RECORDS SUPPLIED
____

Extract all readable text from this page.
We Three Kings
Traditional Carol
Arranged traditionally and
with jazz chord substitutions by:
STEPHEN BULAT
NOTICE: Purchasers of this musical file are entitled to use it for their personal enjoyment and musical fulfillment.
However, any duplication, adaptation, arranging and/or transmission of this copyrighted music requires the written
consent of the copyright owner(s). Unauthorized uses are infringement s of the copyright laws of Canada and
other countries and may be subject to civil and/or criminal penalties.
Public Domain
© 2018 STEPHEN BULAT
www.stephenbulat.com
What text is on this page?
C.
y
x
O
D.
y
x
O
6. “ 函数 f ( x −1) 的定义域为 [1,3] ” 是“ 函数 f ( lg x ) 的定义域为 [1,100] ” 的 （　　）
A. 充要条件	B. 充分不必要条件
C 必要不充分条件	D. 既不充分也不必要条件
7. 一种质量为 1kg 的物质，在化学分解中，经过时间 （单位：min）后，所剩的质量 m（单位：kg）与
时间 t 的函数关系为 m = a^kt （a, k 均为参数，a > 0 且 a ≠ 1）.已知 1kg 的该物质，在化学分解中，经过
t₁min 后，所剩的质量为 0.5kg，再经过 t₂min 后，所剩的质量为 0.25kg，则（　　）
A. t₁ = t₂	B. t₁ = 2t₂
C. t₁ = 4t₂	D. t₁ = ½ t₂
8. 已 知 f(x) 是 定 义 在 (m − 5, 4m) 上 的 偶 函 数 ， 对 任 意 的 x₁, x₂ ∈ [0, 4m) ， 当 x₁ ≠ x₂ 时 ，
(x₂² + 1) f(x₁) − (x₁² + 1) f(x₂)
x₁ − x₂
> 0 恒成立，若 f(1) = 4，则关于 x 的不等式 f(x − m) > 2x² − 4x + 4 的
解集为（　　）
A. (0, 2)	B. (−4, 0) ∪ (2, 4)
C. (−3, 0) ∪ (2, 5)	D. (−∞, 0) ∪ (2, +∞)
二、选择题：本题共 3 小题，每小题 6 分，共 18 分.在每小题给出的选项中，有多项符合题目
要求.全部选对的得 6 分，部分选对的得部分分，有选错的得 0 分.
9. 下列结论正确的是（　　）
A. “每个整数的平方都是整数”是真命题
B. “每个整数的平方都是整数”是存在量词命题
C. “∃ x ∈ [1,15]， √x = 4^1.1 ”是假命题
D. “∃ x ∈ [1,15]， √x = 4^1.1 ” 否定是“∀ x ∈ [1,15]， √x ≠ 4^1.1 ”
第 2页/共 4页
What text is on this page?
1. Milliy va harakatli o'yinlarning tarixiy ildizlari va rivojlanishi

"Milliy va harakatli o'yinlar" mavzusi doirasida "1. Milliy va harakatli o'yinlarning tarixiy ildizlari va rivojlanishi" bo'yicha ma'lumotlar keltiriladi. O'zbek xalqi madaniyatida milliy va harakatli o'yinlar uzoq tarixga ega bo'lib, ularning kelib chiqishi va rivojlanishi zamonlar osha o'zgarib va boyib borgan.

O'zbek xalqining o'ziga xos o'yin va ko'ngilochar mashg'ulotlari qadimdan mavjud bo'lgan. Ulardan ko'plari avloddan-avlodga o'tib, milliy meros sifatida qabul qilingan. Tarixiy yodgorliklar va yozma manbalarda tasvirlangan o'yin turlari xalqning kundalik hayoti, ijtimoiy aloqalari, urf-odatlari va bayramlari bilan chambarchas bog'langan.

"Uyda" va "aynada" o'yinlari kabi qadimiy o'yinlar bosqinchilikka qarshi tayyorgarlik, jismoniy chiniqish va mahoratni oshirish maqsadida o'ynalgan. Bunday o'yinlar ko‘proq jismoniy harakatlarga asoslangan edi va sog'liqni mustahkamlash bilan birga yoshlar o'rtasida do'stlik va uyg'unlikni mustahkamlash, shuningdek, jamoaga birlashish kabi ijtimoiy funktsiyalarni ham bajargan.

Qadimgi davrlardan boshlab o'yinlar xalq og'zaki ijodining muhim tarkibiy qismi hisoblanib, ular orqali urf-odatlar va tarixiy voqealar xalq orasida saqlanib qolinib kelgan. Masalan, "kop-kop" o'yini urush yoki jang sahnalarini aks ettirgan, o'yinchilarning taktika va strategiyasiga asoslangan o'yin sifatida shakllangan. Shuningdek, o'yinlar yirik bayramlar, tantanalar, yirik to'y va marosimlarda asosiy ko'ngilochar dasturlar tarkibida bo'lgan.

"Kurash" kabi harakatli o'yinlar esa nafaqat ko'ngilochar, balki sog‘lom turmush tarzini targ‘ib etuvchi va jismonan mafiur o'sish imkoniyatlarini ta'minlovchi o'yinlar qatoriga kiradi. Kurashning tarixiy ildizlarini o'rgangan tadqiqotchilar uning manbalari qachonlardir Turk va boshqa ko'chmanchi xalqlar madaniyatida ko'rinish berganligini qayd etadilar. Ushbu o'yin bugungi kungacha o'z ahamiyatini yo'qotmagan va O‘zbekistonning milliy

____

WHAT TO PRODUCE
Your answer should be a single number: the count of lines in the entries that contain the word "this".

EXERCISE RESULT
5